## What is required:
The records that follow need to be output exactly as they are.

(Collected data)

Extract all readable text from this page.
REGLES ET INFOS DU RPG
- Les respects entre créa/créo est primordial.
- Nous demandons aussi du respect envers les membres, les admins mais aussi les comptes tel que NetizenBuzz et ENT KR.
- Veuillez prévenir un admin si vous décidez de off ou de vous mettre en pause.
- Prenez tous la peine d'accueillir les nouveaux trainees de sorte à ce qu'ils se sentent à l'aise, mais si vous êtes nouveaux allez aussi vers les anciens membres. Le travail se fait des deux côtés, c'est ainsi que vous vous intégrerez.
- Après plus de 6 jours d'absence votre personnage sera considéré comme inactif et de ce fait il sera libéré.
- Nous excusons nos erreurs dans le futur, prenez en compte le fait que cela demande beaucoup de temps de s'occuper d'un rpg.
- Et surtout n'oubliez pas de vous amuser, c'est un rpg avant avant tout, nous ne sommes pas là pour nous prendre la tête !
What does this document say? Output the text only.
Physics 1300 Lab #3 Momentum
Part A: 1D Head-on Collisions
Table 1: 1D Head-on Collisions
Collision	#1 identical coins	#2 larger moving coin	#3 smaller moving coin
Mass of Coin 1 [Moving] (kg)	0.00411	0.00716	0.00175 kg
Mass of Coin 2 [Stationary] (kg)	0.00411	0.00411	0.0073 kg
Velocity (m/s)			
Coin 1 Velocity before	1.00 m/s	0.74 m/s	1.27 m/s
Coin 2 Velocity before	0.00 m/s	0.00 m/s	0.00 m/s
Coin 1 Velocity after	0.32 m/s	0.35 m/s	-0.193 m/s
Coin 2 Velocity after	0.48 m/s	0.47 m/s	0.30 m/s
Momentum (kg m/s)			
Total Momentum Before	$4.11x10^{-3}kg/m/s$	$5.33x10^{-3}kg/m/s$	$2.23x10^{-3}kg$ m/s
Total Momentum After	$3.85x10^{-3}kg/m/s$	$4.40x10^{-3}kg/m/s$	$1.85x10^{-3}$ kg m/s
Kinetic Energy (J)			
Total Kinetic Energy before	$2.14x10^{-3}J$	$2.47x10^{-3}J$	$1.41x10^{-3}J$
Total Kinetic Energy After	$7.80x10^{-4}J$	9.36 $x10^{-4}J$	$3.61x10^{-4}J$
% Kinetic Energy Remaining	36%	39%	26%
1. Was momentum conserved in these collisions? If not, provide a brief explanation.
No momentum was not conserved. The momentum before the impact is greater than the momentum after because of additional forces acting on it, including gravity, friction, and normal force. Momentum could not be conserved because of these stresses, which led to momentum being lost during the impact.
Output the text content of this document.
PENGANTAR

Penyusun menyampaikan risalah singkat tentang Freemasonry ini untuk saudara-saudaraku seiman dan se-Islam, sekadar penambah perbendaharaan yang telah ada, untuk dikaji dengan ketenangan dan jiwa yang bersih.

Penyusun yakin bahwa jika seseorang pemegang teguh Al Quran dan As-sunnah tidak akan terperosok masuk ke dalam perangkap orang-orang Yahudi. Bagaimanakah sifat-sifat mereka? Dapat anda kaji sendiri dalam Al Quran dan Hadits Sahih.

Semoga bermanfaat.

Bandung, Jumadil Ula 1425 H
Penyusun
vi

## Correct output:
Extract all readable text from this page.
REGLES ET INFOS DU RPG
- Les respects entre créa/créo est primordial.
- Nous demandons aussi du respect envers les membres, les admins mais aussi les comptes tel que NetizenBuzz et ENT KR.
- Veuillez prévenir un admin si vous décidez de off ou de vous mettre en pause.
- Prenez tous la peine d'accueillir les nouveaux trainees de sorte à ce qu'ils se sentent à l'aise, mais si vous êtes nouveaux allez aussi vers les anciens membres. Le travail se fait des deux côtés, c'est ainsi que vous vous intégrerez.
- Après plus de 6 jours d'absence votre personnage sera considéré comme inactif et de ce fait il sera libéré.
- Nous excusons nos erreurs dans le futur, prenez en compte le fait que cela demande beaucoup de temps de s'occuper d'un rpg.
- Et surtout n'oubliez pas de vous amuser, c'est un rpg avant avant tout, nous ne sommes pas là pour nous prendre la tête !
What does this document say? Output the text only.
Physics 1300 Lab #3 Momentum
Part A: 1D Head-on Collisions
Table 1: 1D Head-on Collisions
Collision	#1 identical coins	#2 larger moving coin	#3 smaller moving coin
Mass of Coin 1 [Moving] (kg)	0.00411	0.00716	0.00175 kg
Mass of Coin 2 [Stationary] (kg)	0.00411	0.00411	0.0073 kg
Velocity (m/s)			
Coin 1 Velocity before	1.00 m/s	0.74 m/s	1.27 m/s
Coin 2 Velocity before	0.00 m/s	0.00 m/s	0.00 m/s
Coin 1 Velocity after	0.32 m/s	0.35 m/s	-0.193 m/s
Coin 2 Velocity after	0.48 m/s	0.47 m/s	0.30 m/s
Momentum (kg m/s)			
Total Momentum Before	$4.11x10^{-3}kg/m/s$	$5.33x10^{-3}kg/m/s$	$2.23x10^{-3}kg$ m/s
Total Momentum After	$3.85x10^{-3}kg/m/s$	$4.40x10^{-3}kg/m/s$	$1.85x10^{-3}$ kg m/s
Kinetic Energy (J)			
Total Kinetic Energy before	$2.14x10^{-3}J$	$2.47x10^{-3}J$	$1.41x10^{-3}J$
Total Kinetic Energy After	$7.80x10^{-4}J$	9.36 $x10^{-4}J$	$3.61x10^{-4}J$
% Kinetic Energy Remaining	36%	39%	26%
1. Was momentum conserved in these collisions? If not, provide a brief explanation.
No momentum was not conserved. The momentum before the impact is greater than the momentum after because of additional forces acting on it, including gravity, friction, and normal force. Momentum could not be conserved because of these stresses, which led to momentum being lost during the impact.
Output the text content of this document.
PENGANTAR

Penyusun menyampaikan risalah singkat tentang Freemasonry ini untuk saudara-saudaraku seiman dan se-Islam, sekadar penambah perbendaharaan yang telah ada, untuk dikaji dengan ketenangan dan jiwa yang bersih.

Penyusun yakin bahwa jika seseorang pemegang teguh Al Quran dan As-sunnah tidak akan terperosok masuk ke dalam perangkap orang-orang Yahudi. Bagaimanakah sifat-sifat mereka? Dapat anda kaji sendiri dalam Al Quran dan Hadits Sahih.

Semoga bermanfaat.

Bandung, Jumadil Ula 1425 H
Penyusun
vi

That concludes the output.